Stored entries
◆ ◆ ◆ ◆

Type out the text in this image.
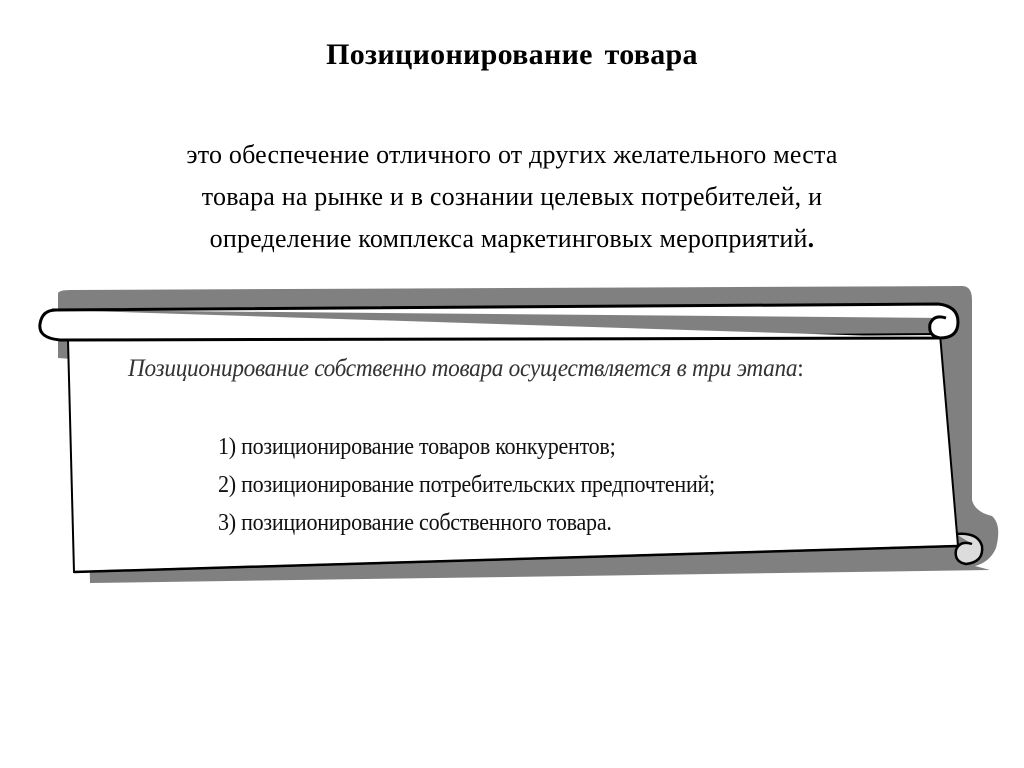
Позиционирование товара
это обеспечение отличного от других желательного места
товара на рынке и в сознании целевых потребителей, и
определение комплекса маркетинговых мероприятий.
Позиционирование собственно товара осуществляется в три этапа:
1) позиционирование товаров конкурентов;
2) позиционирование потребительских предпочтений;
3) позиционирование собственного товара.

◆ ◆ ◆ ◆

Requirements> Restate each entry word for word, leaving out any pictures.

Output for this exercise>
Type out the text in this image.
Позиционирование товара
это обеспечение отличного от других желательного места
товара на рынке и в сознании целевых потребителей, и
определение комплекса маркетинговых мероприятий.
Позиционирование собственно товара осуществляется в три этапа:
1) позиционирование товаров конкурентов;
2) позиционирование потребительских предпочтений;
3) позиционирование собственного товара.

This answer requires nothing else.